§ OBJECTIVE: Pick out the lines below that contain the string "have" and copy them all.

(Part of a data file)

-- START --

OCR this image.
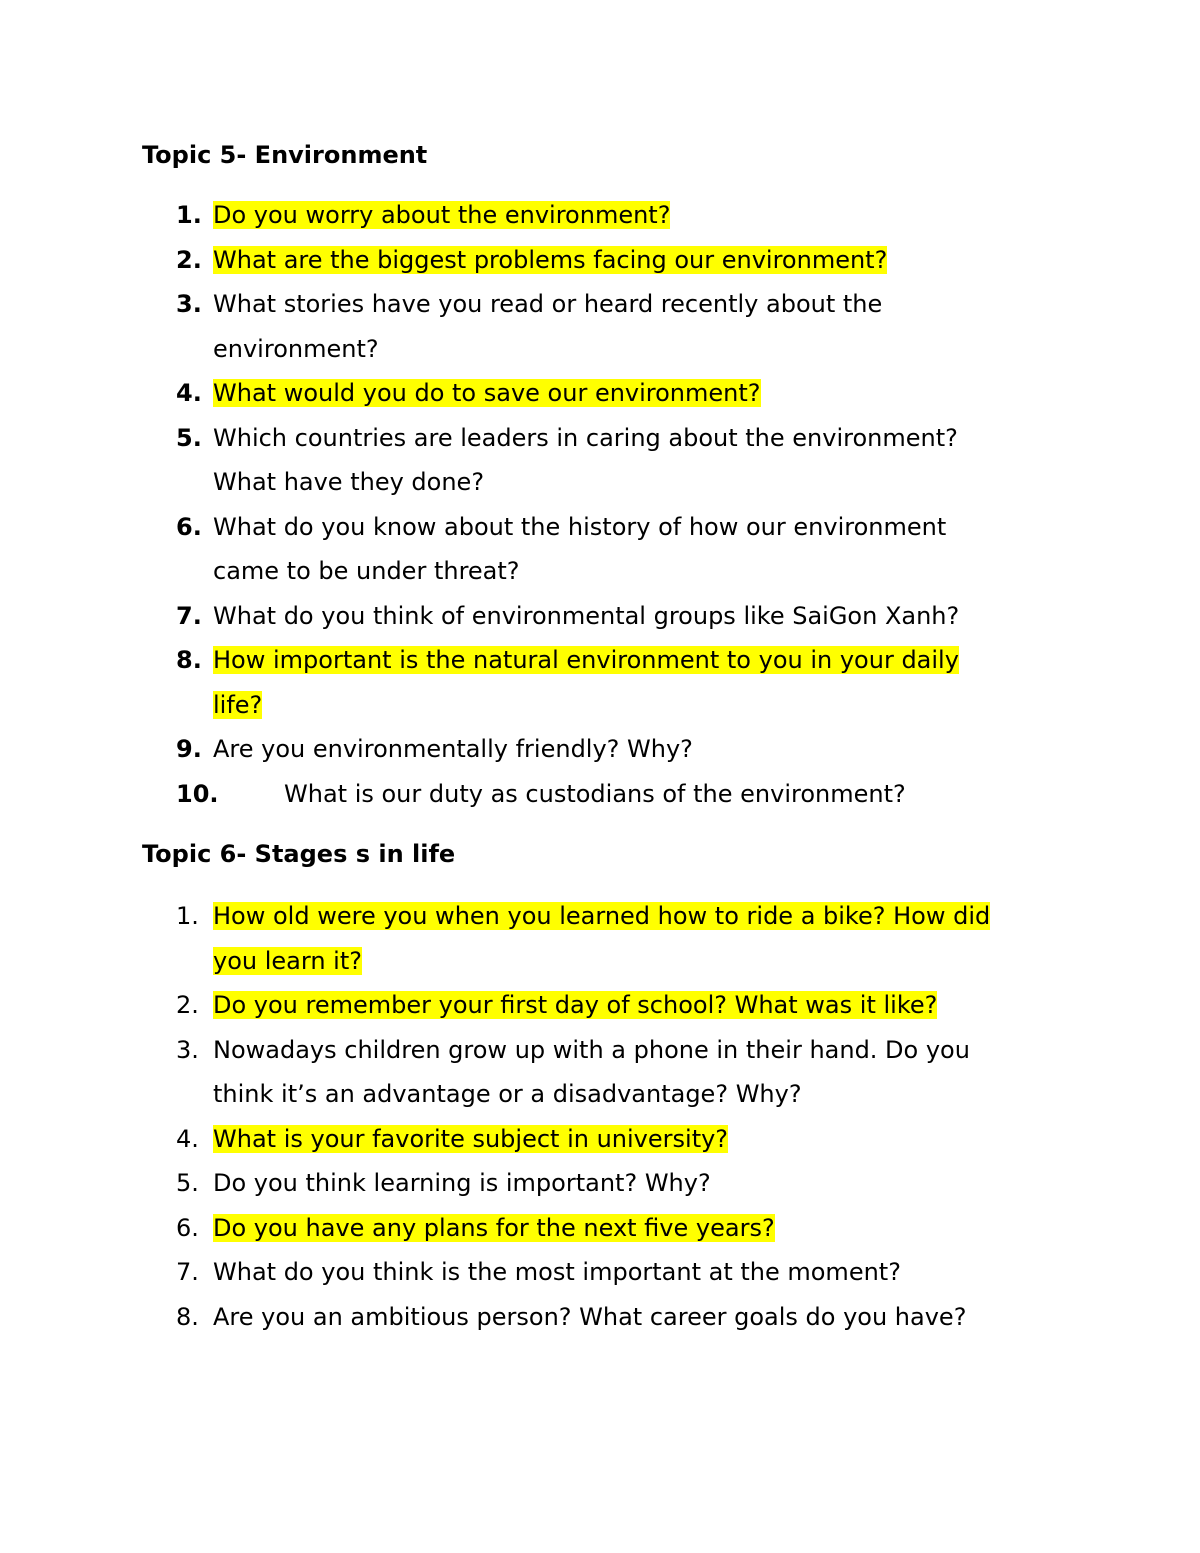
Topic 5- Environment
1. Do you worry about the environment?
2. What are the biggest problems facing our environment?
3. What stories have you read or heard recently about the
environment?
4. What would you do to save our environment?
5. Which countries are leaders in caring about the environment?
What have they done?
6. What do you know about the history of how our environment
came to be under threat?
7. What do you think of environmental groups like SaiGon Xanh?
8. How important is the natural environment to you in your daily
life?
9. Are you environmentally friendly? Why?
10.	What is our duty as custodians of the environment?
Topic 6- Stages s in life
1. How old were you when you learned how to ride a bike? How did
you learn it?
2. Do you remember your first day of school? What was it like?
3. Nowadays children grow up with a phone in their hand. Do you
think it’s an advantage or a disadvantage? Why?
4. What is your favorite subject in university?
5. Do you think learning is important? Why?
6. Do you have any plans for the next five years?
7. What do you think is the most important at the moment?
8. Are you an ambitious person? What career goals do you have?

-- END --

§ THE RESPONSE:
3. What stories have you read or heard recently about the
What have they done?
6. Do you have any plans for the next five years?
8. Are you an ambitious person? What career goals do you have?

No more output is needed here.